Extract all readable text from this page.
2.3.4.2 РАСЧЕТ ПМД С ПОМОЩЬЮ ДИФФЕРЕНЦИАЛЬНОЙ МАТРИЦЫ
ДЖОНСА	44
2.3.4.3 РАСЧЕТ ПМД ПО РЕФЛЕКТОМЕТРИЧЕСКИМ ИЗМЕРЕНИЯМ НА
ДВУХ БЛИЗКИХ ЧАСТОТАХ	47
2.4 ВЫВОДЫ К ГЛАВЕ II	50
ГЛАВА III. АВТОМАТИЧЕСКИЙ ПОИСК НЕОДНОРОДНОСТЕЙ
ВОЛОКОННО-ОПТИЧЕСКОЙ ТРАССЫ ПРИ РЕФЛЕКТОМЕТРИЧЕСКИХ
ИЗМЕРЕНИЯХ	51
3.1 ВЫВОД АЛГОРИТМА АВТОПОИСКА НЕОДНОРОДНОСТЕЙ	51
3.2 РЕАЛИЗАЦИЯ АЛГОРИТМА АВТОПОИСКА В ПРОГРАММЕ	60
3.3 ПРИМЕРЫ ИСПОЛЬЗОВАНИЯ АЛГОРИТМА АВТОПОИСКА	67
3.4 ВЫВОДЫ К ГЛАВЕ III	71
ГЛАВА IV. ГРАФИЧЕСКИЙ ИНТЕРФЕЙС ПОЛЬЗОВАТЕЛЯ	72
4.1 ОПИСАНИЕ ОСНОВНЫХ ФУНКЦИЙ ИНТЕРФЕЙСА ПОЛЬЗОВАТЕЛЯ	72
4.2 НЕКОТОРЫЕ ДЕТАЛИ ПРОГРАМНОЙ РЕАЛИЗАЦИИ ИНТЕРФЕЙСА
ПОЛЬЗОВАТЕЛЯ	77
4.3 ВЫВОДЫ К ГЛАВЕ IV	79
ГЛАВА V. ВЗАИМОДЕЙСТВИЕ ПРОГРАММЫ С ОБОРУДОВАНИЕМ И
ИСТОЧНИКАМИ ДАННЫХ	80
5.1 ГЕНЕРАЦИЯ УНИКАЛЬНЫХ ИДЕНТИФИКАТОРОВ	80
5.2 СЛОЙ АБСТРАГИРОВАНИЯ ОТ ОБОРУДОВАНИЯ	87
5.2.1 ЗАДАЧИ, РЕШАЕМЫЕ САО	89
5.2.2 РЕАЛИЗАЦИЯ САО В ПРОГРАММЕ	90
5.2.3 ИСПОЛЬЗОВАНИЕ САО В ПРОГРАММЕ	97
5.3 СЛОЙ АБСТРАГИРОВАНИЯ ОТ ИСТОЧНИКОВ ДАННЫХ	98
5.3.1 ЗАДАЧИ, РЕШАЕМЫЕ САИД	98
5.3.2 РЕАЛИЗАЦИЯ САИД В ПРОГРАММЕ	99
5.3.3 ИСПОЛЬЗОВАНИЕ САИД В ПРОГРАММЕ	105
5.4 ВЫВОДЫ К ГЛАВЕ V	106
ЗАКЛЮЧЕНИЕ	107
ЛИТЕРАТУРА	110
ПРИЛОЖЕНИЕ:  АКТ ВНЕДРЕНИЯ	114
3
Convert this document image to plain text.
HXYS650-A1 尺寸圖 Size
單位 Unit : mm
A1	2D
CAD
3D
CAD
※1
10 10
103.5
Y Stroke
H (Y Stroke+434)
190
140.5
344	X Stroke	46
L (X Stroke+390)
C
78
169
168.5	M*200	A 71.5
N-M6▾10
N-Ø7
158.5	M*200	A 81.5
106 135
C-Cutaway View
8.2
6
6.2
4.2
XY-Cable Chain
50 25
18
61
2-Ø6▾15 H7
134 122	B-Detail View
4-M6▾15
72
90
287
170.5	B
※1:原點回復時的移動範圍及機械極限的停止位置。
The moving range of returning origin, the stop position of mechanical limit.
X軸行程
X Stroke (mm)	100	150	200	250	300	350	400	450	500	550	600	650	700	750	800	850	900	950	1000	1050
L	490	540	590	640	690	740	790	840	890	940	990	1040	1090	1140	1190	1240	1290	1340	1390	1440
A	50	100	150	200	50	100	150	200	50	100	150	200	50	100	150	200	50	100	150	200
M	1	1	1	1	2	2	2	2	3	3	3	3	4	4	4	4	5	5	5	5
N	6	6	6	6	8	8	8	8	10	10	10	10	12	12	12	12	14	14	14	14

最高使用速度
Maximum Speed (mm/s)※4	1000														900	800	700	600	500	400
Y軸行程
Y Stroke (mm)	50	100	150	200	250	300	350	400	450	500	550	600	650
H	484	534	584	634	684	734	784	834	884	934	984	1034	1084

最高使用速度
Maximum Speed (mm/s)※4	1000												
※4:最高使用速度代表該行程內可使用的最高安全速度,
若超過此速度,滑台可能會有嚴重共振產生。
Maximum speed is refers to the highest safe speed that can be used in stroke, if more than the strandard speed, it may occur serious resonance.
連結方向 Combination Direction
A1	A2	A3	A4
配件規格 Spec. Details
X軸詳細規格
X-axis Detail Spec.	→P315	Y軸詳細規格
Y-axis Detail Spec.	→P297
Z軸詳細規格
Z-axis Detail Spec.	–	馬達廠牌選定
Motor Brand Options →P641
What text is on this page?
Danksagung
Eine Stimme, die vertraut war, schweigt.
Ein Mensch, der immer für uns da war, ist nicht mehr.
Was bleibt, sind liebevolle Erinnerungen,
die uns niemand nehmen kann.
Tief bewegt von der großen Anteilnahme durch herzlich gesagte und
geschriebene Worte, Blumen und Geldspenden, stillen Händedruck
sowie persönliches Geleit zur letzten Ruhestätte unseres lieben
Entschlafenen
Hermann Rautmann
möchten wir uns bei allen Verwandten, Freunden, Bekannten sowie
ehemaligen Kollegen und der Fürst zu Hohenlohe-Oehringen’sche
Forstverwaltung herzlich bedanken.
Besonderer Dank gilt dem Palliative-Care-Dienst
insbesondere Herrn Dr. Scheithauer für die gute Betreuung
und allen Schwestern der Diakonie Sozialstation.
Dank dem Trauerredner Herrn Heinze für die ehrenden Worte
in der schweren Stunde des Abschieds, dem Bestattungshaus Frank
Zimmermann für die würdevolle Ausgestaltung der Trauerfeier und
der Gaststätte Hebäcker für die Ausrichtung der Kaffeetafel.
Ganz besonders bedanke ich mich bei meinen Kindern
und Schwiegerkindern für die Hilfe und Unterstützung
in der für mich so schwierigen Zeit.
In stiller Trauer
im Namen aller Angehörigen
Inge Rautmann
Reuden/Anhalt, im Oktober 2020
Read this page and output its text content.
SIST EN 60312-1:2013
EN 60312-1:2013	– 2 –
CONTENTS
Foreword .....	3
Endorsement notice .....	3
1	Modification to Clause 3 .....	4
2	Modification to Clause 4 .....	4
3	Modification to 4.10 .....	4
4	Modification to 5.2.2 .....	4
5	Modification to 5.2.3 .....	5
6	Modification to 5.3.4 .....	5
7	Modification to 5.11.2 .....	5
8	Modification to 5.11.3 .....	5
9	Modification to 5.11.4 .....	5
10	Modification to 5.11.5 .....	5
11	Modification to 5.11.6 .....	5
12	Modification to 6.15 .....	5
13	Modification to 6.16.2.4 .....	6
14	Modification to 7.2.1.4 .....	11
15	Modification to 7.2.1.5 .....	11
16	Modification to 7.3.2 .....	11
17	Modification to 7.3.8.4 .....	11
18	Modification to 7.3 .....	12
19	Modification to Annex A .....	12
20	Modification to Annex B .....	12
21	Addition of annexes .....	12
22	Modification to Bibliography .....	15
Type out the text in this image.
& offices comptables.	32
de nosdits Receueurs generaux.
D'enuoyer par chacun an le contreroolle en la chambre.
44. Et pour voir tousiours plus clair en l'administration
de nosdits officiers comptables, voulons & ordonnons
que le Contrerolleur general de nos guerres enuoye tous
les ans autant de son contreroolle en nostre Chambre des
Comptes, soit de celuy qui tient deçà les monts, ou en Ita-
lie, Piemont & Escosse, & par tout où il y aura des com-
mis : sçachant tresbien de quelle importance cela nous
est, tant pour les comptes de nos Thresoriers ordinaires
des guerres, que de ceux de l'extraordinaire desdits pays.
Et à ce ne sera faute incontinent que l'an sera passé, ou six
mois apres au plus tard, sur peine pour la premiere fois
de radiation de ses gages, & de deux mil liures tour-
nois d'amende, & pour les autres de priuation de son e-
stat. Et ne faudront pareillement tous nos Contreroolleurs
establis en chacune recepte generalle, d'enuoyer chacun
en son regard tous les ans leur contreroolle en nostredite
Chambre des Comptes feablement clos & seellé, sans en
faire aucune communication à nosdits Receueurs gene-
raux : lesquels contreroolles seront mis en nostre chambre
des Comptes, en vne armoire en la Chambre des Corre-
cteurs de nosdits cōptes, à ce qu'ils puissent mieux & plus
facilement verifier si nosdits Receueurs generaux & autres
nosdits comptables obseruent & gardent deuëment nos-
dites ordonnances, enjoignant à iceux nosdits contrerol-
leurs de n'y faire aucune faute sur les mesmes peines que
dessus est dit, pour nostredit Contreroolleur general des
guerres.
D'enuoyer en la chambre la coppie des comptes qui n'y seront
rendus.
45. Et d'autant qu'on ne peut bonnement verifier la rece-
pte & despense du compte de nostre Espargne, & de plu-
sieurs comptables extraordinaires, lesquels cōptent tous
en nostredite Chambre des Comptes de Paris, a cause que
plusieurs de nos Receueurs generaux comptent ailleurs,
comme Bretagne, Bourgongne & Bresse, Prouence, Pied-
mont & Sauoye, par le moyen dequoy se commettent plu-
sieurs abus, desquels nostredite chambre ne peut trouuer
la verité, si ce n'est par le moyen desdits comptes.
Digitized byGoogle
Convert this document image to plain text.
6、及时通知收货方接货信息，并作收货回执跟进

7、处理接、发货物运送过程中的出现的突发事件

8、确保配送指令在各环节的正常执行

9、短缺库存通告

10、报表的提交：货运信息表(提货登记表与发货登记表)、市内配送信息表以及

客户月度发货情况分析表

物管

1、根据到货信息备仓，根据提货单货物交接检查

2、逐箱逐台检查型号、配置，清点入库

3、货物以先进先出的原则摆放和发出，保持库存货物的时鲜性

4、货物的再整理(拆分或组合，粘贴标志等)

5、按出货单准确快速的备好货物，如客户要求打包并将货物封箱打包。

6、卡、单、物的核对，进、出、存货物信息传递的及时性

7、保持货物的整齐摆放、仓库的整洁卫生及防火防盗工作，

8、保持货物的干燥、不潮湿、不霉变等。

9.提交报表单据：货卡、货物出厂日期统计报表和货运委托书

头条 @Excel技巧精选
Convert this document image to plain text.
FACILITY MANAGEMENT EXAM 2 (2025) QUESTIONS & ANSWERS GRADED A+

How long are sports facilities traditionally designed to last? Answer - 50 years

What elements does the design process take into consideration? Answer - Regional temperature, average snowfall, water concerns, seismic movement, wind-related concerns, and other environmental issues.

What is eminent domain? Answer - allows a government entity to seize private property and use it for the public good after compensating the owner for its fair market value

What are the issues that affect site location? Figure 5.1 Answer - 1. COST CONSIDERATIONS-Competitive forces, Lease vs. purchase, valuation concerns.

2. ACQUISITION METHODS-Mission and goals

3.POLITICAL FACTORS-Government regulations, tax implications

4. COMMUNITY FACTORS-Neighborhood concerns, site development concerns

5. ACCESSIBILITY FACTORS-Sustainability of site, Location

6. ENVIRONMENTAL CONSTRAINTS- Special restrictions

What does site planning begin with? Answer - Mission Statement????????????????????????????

■ Challenge
Return only the number of lines in the preceding records that contain the string "site".

■ Response
4